* START Records for this exercise *

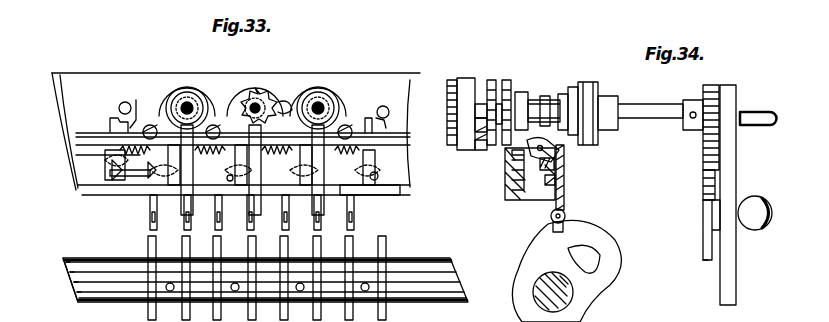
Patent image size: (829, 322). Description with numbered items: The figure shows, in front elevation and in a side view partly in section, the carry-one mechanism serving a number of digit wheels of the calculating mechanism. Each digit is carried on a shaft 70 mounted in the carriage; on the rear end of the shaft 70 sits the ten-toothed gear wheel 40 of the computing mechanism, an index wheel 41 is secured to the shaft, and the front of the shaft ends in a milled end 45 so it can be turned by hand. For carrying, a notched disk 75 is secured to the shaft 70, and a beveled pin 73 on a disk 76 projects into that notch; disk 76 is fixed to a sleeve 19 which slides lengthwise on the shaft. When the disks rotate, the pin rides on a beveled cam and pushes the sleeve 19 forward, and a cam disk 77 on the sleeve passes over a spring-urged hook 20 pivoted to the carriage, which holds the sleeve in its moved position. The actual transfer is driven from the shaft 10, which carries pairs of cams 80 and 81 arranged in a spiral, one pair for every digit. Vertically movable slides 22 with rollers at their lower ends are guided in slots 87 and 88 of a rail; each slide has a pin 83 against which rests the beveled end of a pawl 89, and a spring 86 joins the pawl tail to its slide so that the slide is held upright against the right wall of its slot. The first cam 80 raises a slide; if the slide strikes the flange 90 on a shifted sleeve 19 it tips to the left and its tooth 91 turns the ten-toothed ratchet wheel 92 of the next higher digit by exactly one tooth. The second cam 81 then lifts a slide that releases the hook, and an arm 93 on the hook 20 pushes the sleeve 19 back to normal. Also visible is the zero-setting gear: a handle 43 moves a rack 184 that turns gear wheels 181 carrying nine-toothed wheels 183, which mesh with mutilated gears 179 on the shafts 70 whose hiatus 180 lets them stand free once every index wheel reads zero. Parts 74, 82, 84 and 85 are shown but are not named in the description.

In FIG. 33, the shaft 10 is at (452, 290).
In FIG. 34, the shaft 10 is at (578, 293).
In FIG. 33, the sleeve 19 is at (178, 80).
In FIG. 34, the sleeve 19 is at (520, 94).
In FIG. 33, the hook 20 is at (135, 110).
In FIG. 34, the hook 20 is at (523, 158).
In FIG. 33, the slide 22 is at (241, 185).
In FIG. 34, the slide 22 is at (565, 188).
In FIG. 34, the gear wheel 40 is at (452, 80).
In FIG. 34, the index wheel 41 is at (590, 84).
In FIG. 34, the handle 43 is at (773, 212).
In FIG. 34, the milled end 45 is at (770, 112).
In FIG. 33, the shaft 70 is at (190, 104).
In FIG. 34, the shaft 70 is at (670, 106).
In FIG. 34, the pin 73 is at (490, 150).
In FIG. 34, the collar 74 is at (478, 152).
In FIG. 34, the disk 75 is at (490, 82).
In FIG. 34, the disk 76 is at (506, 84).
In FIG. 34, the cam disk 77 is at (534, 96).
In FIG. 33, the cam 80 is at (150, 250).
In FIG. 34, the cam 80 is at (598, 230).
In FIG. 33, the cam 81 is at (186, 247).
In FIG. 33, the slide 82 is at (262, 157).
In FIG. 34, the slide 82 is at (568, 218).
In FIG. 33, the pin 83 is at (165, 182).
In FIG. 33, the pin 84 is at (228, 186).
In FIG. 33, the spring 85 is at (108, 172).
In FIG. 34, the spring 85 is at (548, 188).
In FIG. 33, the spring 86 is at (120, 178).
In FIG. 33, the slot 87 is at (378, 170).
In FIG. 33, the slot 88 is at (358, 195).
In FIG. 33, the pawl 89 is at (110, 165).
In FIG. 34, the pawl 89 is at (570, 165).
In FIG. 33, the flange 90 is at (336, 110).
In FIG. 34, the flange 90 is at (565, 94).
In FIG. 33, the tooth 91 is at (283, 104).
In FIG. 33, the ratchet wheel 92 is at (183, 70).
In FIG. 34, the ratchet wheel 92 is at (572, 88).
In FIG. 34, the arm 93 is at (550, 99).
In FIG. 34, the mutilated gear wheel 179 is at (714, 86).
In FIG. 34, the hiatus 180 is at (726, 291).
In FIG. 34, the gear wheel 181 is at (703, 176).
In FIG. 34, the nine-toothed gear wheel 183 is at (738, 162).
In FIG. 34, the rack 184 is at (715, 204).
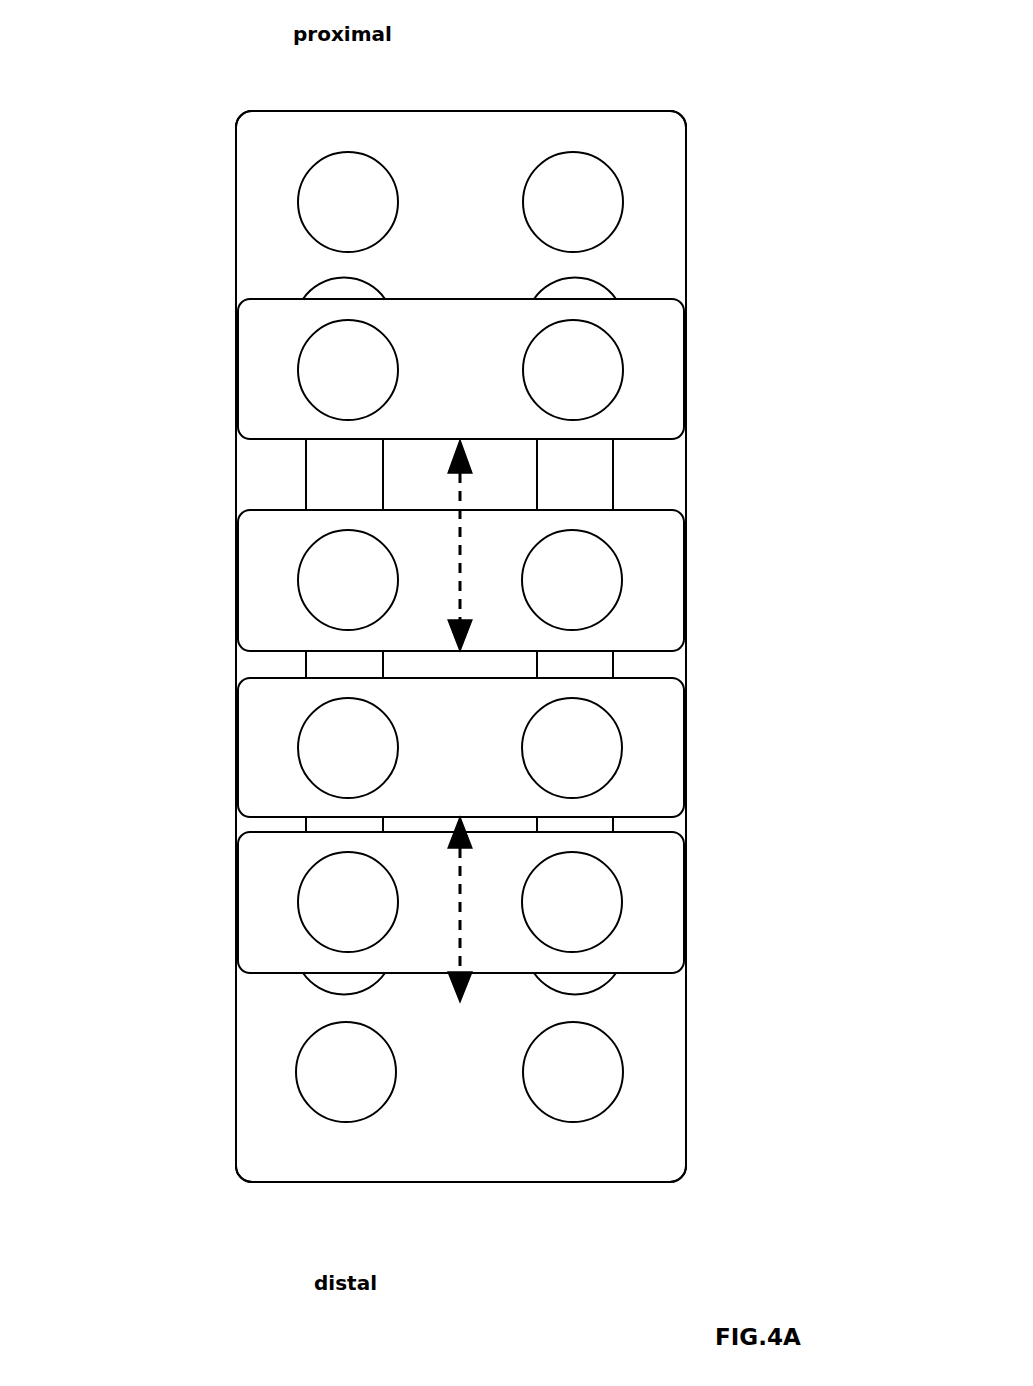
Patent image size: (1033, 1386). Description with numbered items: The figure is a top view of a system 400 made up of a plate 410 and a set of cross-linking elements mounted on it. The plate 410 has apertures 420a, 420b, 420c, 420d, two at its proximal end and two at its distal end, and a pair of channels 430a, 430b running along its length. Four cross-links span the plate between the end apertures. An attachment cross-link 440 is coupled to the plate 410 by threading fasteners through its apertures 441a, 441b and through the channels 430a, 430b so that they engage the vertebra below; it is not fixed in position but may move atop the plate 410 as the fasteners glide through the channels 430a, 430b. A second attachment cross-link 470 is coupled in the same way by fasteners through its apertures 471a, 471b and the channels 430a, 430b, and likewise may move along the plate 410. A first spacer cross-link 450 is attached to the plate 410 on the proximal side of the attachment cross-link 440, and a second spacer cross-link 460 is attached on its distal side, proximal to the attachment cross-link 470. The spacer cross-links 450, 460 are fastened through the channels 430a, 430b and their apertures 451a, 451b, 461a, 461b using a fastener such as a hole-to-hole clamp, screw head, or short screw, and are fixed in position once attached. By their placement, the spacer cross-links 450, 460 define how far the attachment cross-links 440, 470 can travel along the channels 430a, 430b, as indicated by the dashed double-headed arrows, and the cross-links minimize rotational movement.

* END Records for this exercise *

▶ _Problem to work on_: Collect every line in the entries above that contains the word "movement". Case counts.

▶ _Answer for the task_:
Patent image size: (1033, 1386). Description with numbered items: The figure is a top view of a system 400 made up of a plate 410 and a set of cross-linking elements mounted on it. The plate 410 has apertures 420a, 420b, 420c, 420d, two at its proximal end and two at its distal end, and a pair of channels 430a, 430b running along its length. Four cross-links span the plate between the end apertures. An attachment cross-link 440 is coupled to the plate 410 by threading fasteners through its apertures 441a, 441b and through the channels 430a, 430b so that they engage the vertebra below; it is not fixed in position but may move atop the plate 410 as the fasteners glide through the channels 430a, 430b. A second attachment cross-link 470 is coupled in the same way by fasteners through its apertures 471a, 471b and the channels 430a, 430b, and likewise may move along the plate 410. A first spacer cross-link 450 is attached to the plate 410 on the proximal side of the attachment cross-link 440, and a second spacer cross-link 460 is attached on its distal side, proximal to the attachment cross-link 470. The spacer cross-links 450, 460 are fastened through the channels 430a, 430b and their apertures 451a, 451b, 461a, 461b using a fastener such as a hole-to-hole clamp, screw head, or short screw, and are fixed in position once attached. By their placement, the spacer cross-links 450, 460 define how far the attachment cross-links 440, 470 can travel along the channels 430a, 430b, as indicated by the dashed double-headed arrows, and the cross-links minimize rotational movement.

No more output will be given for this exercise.